►

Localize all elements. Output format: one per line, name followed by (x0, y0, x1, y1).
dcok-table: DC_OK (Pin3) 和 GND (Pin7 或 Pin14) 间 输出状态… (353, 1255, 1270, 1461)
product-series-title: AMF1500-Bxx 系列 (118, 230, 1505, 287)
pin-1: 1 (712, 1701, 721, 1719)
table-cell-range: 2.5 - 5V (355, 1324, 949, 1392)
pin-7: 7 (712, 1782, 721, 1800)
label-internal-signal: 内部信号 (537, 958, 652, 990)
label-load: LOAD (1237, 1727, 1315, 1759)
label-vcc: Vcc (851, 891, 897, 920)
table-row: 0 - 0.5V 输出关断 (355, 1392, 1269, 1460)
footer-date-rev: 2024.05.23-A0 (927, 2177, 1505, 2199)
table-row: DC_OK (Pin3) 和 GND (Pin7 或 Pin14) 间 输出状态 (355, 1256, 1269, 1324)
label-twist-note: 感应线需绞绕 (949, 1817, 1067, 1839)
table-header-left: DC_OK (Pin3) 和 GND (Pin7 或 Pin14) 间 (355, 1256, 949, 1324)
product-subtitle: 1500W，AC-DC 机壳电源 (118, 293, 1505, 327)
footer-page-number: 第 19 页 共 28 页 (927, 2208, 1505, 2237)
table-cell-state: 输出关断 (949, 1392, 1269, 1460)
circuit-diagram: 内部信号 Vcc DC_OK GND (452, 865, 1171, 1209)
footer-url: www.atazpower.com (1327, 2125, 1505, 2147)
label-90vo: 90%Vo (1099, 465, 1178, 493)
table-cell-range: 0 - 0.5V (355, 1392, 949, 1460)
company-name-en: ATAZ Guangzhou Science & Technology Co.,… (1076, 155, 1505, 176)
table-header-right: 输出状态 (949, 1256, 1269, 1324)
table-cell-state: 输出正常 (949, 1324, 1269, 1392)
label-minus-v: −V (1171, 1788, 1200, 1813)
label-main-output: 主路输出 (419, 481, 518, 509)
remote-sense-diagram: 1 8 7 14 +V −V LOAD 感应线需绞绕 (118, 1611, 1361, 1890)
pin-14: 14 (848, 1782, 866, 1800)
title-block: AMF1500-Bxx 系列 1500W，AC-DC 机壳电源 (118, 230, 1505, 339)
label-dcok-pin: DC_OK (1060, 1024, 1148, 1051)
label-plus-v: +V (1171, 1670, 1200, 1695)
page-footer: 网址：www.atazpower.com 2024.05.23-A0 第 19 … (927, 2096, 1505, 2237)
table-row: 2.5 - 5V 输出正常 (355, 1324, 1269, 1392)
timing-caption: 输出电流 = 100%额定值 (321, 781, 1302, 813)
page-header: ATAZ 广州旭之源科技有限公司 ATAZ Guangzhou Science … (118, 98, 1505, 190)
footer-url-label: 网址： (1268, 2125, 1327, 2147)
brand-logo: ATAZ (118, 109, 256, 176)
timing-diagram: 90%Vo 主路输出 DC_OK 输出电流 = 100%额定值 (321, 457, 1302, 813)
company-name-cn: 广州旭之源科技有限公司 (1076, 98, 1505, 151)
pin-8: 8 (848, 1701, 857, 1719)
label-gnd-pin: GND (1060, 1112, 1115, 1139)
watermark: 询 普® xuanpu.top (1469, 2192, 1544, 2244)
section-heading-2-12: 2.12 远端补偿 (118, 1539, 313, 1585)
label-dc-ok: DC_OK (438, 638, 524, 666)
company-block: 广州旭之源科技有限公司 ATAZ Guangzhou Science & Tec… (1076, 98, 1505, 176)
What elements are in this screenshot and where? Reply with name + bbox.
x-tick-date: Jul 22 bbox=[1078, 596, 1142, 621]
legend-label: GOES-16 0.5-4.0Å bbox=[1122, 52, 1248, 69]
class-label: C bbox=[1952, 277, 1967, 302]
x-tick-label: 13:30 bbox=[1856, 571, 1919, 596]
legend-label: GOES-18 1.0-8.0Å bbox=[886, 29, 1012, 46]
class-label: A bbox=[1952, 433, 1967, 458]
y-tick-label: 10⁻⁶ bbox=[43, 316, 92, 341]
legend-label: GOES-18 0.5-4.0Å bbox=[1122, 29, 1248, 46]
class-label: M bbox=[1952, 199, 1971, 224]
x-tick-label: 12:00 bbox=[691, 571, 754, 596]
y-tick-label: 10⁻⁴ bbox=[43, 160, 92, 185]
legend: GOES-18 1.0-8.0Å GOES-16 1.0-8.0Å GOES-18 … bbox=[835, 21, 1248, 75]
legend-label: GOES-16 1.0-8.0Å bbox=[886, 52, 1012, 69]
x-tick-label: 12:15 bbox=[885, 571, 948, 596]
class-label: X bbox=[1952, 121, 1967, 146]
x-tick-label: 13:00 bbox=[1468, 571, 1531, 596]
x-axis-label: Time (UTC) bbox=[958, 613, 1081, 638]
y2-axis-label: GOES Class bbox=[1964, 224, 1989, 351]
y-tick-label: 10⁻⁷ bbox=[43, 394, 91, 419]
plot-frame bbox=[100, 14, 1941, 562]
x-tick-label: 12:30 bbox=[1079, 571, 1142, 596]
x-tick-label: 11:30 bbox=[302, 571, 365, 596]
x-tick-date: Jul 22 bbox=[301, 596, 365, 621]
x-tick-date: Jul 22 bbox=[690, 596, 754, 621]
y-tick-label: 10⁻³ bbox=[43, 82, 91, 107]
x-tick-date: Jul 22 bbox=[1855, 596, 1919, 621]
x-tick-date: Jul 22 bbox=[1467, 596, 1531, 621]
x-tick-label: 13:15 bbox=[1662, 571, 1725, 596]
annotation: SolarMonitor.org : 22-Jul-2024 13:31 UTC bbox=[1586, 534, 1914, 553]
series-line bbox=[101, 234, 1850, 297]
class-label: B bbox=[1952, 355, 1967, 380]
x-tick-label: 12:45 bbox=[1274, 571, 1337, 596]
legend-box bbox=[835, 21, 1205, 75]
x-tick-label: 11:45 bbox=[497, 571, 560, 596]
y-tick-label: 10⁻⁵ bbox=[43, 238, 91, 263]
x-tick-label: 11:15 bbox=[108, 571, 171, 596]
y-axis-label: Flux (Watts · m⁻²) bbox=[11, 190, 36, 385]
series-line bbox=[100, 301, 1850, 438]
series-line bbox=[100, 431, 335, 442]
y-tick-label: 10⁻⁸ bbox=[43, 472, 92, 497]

◄

- [Written request]:
Return the entries unchanged, from the first line through the line that contains "company-name-en: ATAZ Guangzhou", including both of those lines.

- [Solution to this exercise]:
Localize all elements. Output format: one per line, name followed by (x0, y0, x1, y1).
dcok-table: DC_OK (Pin3) 和 GND (Pin7 或 Pin14) 间 输出状态… (353, 1255, 1270, 1461)
product-series-title: AMF1500-Bxx 系列 (118, 230, 1505, 287)
pin-1: 1 (712, 1701, 721, 1719)
table-cell-range: 2.5 - 5V (355, 1324, 949, 1392)
pin-7: 7 (712, 1782, 721, 1800)
label-internal-signal: 内部信号 (537, 958, 652, 990)
label-load: LOAD (1237, 1727, 1315, 1759)
label-vcc: Vcc (851, 891, 897, 920)
table-row: 0 - 0.5V 输出关断 (355, 1392, 1269, 1460)
footer-date-rev: 2024.05.23-A0 (927, 2177, 1505, 2199)
table-row: DC_OK (Pin3) 和 GND (Pin7 或 Pin14) 间 输出状态 (355, 1256, 1269, 1324)
label-twist-note: 感应线需绞绕 (949, 1817, 1067, 1839)
table-header-left: DC_OK (Pin3) 和 GND (Pin7 或 Pin14) 间 (355, 1256, 949, 1324)
product-subtitle: 1500W，AC-DC 机壳电源 (118, 293, 1505, 327)
footer-page-number: 第 19 页 共 28 页 (927, 2208, 1505, 2237)
table-cell-state: 输出关断 (949, 1392, 1269, 1460)
circuit-diagram: 内部信号 Vcc DC_OK GND (452, 865, 1171, 1209)
footer-url: www.atazpower.com (1327, 2125, 1505, 2147)
label-90vo: 90%Vo (1099, 465, 1178, 493)
table-cell-range: 0 - 0.5V (355, 1392, 949, 1460)
company-name-en: ATAZ Guangzhou Science & Technology Co.,… (1076, 155, 1505, 176)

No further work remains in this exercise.